REQUIRED WORK - Print the listing as it stands, omitting all images.
** start **
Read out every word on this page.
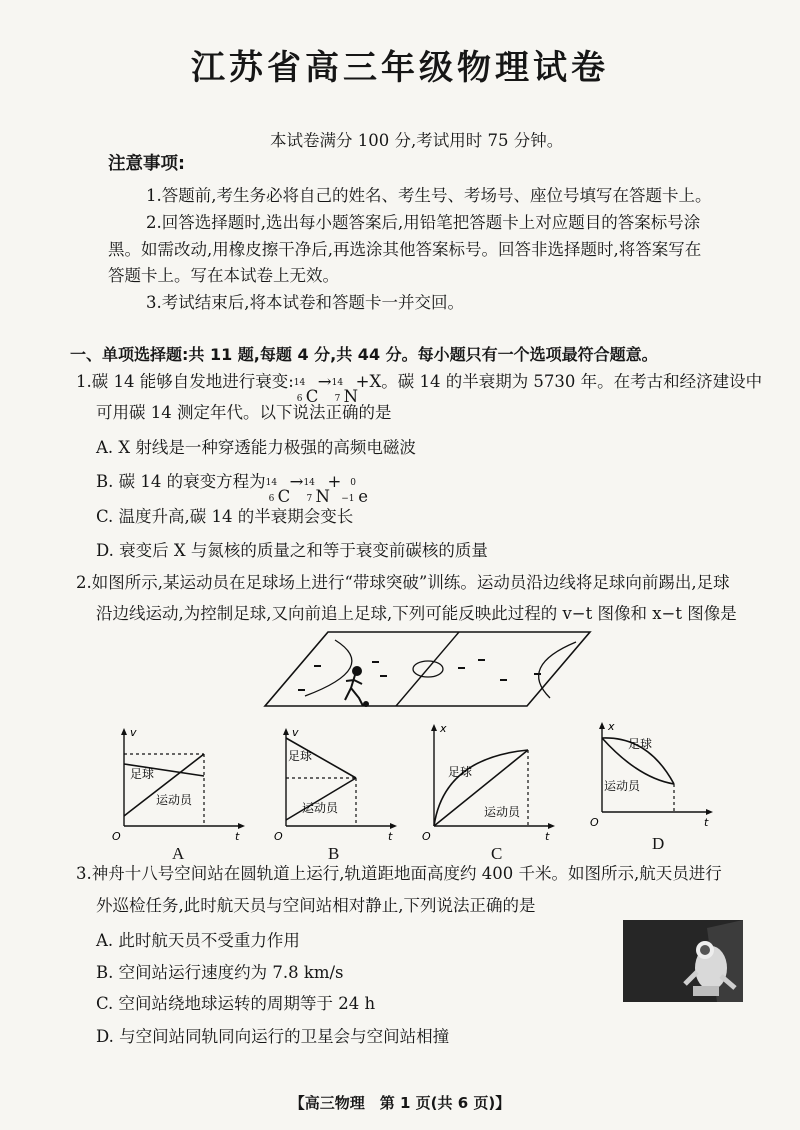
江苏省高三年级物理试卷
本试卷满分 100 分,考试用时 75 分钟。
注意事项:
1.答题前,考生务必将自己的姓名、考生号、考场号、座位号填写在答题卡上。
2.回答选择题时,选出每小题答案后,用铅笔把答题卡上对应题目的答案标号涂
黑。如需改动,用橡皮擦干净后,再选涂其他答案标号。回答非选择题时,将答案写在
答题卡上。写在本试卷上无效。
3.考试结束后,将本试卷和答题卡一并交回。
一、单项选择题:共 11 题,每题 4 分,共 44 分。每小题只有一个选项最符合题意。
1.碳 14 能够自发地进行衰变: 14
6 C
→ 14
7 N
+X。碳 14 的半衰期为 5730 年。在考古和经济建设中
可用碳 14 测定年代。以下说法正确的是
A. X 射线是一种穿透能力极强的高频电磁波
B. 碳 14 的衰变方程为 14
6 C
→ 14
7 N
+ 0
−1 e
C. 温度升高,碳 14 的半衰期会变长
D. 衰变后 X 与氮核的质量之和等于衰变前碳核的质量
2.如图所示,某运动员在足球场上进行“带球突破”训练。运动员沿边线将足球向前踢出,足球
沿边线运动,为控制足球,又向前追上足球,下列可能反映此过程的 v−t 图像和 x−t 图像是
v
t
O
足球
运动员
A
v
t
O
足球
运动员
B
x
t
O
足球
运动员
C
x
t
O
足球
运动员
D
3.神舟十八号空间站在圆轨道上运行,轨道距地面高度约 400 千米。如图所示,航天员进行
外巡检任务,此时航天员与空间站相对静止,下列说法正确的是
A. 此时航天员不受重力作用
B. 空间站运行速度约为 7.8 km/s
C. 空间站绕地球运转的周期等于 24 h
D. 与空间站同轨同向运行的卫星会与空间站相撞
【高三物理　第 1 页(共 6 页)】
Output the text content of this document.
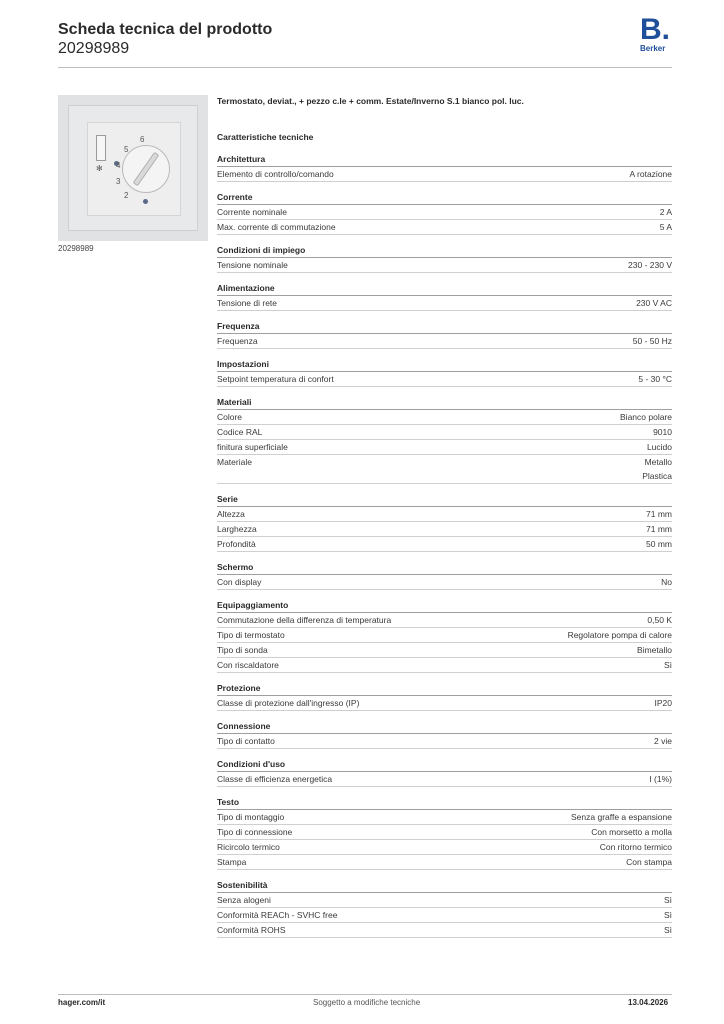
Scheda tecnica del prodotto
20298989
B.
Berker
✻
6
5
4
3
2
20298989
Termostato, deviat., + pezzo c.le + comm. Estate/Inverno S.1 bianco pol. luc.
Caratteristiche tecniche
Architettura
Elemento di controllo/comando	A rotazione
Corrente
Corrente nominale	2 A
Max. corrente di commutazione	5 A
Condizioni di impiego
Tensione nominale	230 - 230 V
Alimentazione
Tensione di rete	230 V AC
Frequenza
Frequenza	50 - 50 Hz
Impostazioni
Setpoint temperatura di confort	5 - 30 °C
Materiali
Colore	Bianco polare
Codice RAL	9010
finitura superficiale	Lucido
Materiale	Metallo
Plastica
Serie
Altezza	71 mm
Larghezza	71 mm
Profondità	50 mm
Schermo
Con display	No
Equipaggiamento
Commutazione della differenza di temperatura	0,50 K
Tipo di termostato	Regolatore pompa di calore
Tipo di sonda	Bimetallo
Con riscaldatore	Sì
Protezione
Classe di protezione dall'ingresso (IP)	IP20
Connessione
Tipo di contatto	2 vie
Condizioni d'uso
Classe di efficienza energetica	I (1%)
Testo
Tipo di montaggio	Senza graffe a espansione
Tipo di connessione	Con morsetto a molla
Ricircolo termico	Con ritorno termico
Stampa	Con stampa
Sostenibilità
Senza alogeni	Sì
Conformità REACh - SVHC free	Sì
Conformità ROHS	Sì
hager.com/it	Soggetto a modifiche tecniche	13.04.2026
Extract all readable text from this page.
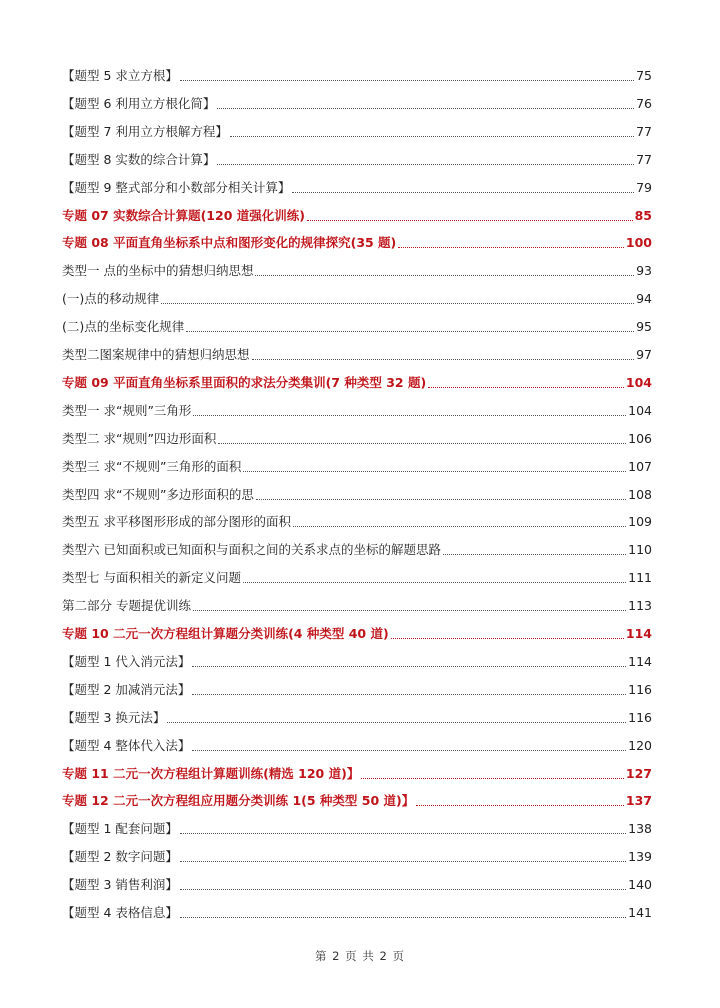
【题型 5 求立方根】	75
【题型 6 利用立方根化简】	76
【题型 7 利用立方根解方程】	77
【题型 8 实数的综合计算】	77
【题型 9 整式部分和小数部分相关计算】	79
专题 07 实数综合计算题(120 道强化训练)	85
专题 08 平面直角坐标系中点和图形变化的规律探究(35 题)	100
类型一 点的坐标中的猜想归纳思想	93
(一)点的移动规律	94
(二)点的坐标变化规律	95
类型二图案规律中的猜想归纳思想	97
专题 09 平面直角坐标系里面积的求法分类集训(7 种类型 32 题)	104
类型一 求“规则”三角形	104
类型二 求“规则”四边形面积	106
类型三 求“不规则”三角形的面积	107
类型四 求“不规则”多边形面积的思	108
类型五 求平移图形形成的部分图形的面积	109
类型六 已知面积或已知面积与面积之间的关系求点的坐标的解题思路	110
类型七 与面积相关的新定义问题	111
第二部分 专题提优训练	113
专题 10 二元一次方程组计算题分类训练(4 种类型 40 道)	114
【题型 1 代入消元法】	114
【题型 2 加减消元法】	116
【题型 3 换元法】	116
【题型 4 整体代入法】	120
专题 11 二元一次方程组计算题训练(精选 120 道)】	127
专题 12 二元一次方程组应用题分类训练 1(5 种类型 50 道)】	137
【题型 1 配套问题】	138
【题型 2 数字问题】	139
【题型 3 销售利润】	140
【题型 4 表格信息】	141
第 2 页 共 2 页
** end **
CORRECT ANSWER -
Read out every word on this page.
江苏省高三年级物理试卷
本试卷满分 100 分,考试用时 75 分钟。
注意事项:
1.答题前,考生务必将自己的姓名、考生号、考场号、座位号填写在答题卡上。
2.回答选择题时,选出每小题答案后,用铅笔把答题卡上对应题目的答案标号涂
黑。如需改动,用橡皮擦干净后,再选涂其他答案标号。回答非选择题时,将答案写在
答题卡上。写在本试卷上无效。
3.考试结束后,将本试卷和答题卡一并交回。
一、单项选择题:共 11 题,每题 4 分,共 44 分。每小题只有一个选项最符合题意。
1.碳 14 能够自发地进行衰变: 14
6 C
→ 14
7 N
+X。碳 14 的半衰期为 5730 年。在考古和经济建设中
可用碳 14 测定年代。以下说法正确的是
A. X 射线是一种穿透能力极强的高频电磁波
B. 碳 14 的衰变方程为 14
6 C
→ 14
7 N
+ 0
−1 e
C. 温度升高,碳 14 的半衰期会变长
D. 衰变后 X 与氮核的质量之和等于衰变前碳核的质量
2.如图所示,某运动员在足球场上进行“带球突破”训练。运动员沿边线将足球向前踢出,足球
沿边线运动,为控制足球,又向前追上足球,下列可能反映此过程的 v−t 图像和 x−t 图像是
v
t
O
足球
运动员
A
v
t
O
足球
运动员
B
x
t
O
足球
运动员
C
x
t
O
足球
运动员
D
3.神舟十八号空间站在圆轨道上运行,轨道距地面高度约 400 千米。如图所示,航天员进行
外巡检任务,此时航天员与空间站相对静止,下列说法正确的是
A. 此时航天员不受重力作用
B. 空间站运行速度约为 7.8 km/s
C. 空间站绕地球运转的周期等于 24 h
D. 与空间站同轨同向运行的卫星会与空间站相撞
【高三物理　第 1 页(共 6 页)】
Output the text content of this document.
Scheda tecnica del prodotto
20298989
B.
Berker
✻
6
5
4
3
2
20298989
Termostato, deviat., + pezzo c.le + comm. Estate/Inverno S.1 bianco pol. luc.
Caratteristiche tecniche
Architettura
Elemento di controllo/comando	A rotazione
Corrente
Corrente nominale	2 A
Max. corrente di commutazione	5 A
Condizioni di impiego
Tensione nominale	230 - 230 V
Alimentazione
Tensione di rete	230 V AC
Frequenza
Frequenza	50 - 50 Hz
Impostazioni
Setpoint temperatura di confort	5 - 30 °C
Materiali
Colore	Bianco polare
Codice RAL	9010
finitura superficiale	Lucido
Materiale	Metallo
Plastica
Serie
Altezza	71 mm
Larghezza	71 mm
Profondità	50 mm
Schermo
Con display	No
Equipaggiamento
Commutazione della differenza di temperatura	0,50 K
Tipo di termostato	Regolatore pompa di calore
Tipo di sonda	Bimetallo
Con riscaldatore	Sì
Protezione
Classe di protezione dall'ingresso (IP)	IP20
Connessione
Tipo di contatto	2 vie
Condizioni d'uso
Classe di efficienza energetica	I (1%)
Testo
Tipo di montaggio	Senza graffe a espansione
Tipo di connessione	Con morsetto a molla
Ricircolo termico	Con ritorno termico
Stampa	Con stampa
Sostenibilità
Senza alogeni	Sì
Conformità REACh - SVHC free	Sì
Conformità ROHS	Sì
hager.com/it	Soggetto a modifiche tecniche	13.04.2026
Extract all readable text from this page.
【题型 5 求立方根】	75
【题型 6 利用立方根化简】	76
【题型 7 利用立方根解方程】	77
【题型 8 实数的综合计算】	77
【题型 9 整式部分和小数部分相关计算】	79
专题 07 实数综合计算题(120 道强化训练)	85
专题 08 平面直角坐标系中点和图形变化的规律探究(35 题)	100
类型一 点的坐标中的猜想归纳思想	93
(一)点的移动规律	94
(二)点的坐标变化规律	95
类型二图案规律中的猜想归纳思想	97
专题 09 平面直角坐标系里面积的求法分类集训(7 种类型 32 题)	104
类型一 求“规则”三角形	104
类型二 求“规则”四边形面积	106
类型三 求“不规则”三角形的面积	107
类型四 求“不规则”多边形面积的思	108
类型五 求平移图形形成的部分图形的面积	109
类型六 已知面积或已知面积与面积之间的关系求点的坐标的解题思路	110
类型七 与面积相关的新定义问题	111
第二部分 专题提优训练	113
专题 10 二元一次方程组计算题分类训练(4 种类型 40 道)	114
【题型 1 代入消元法】	114
【题型 2 加减消元法】	116
【题型 3 换元法】	116
【题型 4 整体代入法】	120
专题 11 二元一次方程组计算题训练(精选 120 道)】	127
专题 12 二元一次方程组应用题分类训练 1(5 种类型 50 道)】	137
【题型 1 配套问题】	138
【题型 2 数字问题】	139
【题型 3 销售利润】	140
【题型 4 表格信息】	141
第 2 页 共 2 页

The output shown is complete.